(REQUIREMENT):
Exactly reproduce the lines that follow.

* Start RECORD EXCERPTS *

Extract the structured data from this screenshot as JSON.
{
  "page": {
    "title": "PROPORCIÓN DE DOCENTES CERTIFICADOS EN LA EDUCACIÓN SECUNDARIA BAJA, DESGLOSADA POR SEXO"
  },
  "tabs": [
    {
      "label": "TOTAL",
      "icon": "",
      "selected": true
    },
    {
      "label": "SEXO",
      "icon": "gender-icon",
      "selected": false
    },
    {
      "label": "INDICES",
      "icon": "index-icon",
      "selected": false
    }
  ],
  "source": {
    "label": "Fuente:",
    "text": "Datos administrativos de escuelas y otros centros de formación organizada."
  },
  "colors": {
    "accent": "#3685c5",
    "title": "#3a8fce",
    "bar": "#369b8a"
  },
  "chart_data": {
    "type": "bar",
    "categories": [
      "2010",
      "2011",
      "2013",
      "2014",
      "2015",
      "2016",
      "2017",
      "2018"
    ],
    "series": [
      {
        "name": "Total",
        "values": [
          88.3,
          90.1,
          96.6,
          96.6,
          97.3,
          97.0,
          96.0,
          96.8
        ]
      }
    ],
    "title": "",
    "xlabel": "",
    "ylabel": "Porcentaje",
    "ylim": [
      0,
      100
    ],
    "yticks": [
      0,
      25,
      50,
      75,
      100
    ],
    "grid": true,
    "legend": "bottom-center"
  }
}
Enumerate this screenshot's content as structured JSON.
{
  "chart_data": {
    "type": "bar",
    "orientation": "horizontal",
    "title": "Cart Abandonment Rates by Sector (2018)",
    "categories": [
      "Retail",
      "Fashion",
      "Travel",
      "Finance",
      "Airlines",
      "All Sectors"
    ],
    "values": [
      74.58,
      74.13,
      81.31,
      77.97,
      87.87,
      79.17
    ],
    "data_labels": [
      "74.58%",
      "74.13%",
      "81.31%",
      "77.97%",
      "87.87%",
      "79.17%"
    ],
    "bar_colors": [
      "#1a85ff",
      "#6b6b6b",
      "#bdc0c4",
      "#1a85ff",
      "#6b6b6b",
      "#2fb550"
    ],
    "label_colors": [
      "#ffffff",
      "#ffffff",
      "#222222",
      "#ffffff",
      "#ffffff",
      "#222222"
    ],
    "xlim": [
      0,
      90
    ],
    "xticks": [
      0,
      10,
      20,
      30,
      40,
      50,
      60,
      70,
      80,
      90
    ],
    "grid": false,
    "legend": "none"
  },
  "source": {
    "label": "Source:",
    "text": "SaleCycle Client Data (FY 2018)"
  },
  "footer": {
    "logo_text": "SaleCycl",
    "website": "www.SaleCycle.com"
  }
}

* End RECORD EXCERPTS *

(RESPONSE):
Extract the structured data from this screenshot as JSON.
{
  "page": {
    "title": "PROPORCIÓN DE DOCENTES CERTIFICADOS EN LA EDUCACIÓN SECUNDARIA BAJA, DESGLOSADA POR SEXO"
  },
  "tabs": [
    {
      "label": "TOTAL",
      "icon": "",
      "selected": true
    },
    {
      "label": "SEXO",
      "icon": "gender-icon",
      "selected": false
    },
    {
      "label": "INDICES",
      "icon": "index-icon",
      "selected": false
    }
  ],
  "source": {
    "label": "Fuente:",
    "text": "Datos administrativos de escuelas y otros centros de formación organizada."
  },
  "colors": {
    "accent": "#3685c5",
    "title": "#3a8fce",
    "bar": "#369b8a"
  },
  "chart_data": {
    "type": "bar",
    "categories": [
      "2010",
      "2011",
      "2013",
      "2014",
      "2015",
      "2016",
      "2017",
      "2018"
    ],
    "series": [
      {
        "name": "Total",
        "values": [
          88.3,
          90.1,
          96.6,
          96.6,
          97.3,
          97.0,
          96.0,
          96.8
        ]
      }
    ],
    "title": "",
    "xlabel": "",
    "ylabel": "Porcentaje",
    "ylim": [
      0,
      100
    ],
    "yticks": [
      0,
      25,
      50,
      75,
      100
    ],
    "grid": true,
    "legend": "bottom-center"
  }
}
Enumerate this screenshot's content as structured JSON.
{
  "chart_data": {
    "type": "bar",
    "orientation": "horizontal",
    "title": "Cart Abandonment Rates by Sector (2018)",
    "categories": [
      "Retail",
      "Fashion",
      "Travel",
      "Finance",
      "Airlines",
      "All Sectors"
    ],
    "values": [
      74.58,
      74.13,
      81.31,
      77.97,
      87.87,
      79.17
    ],
    "data_labels": [
      "74.58%",
      "74.13%",
      "81.31%",
      "77.97%",
      "87.87%",
      "79.17%"
    ],
    "bar_colors": [
      "#1a85ff",
      "#6b6b6b",
      "#bdc0c4",
      "#1a85ff",
      "#6b6b6b",
      "#2fb550"
    ],
    "label_colors": [
      "#ffffff",
      "#ffffff",
      "#222222",
      "#ffffff",
      "#ffffff",
      "#222222"
    ],
    "xlim": [
      0,
      90
    ],
    "xticks": [
      0,
      10,
      20,
      30,
      40,
      50,
      60,
      70,
      80,
      90
    ],
    "grid": false,
    "legend": "none"
  },
  "source": {
    "label": "Source:",
    "text": "SaleCycle Client Data (FY 2018)"
  },
  "footer": {
    "logo_text": "SaleCycl",
    "website": "www.SaleCycle.com"
  }
}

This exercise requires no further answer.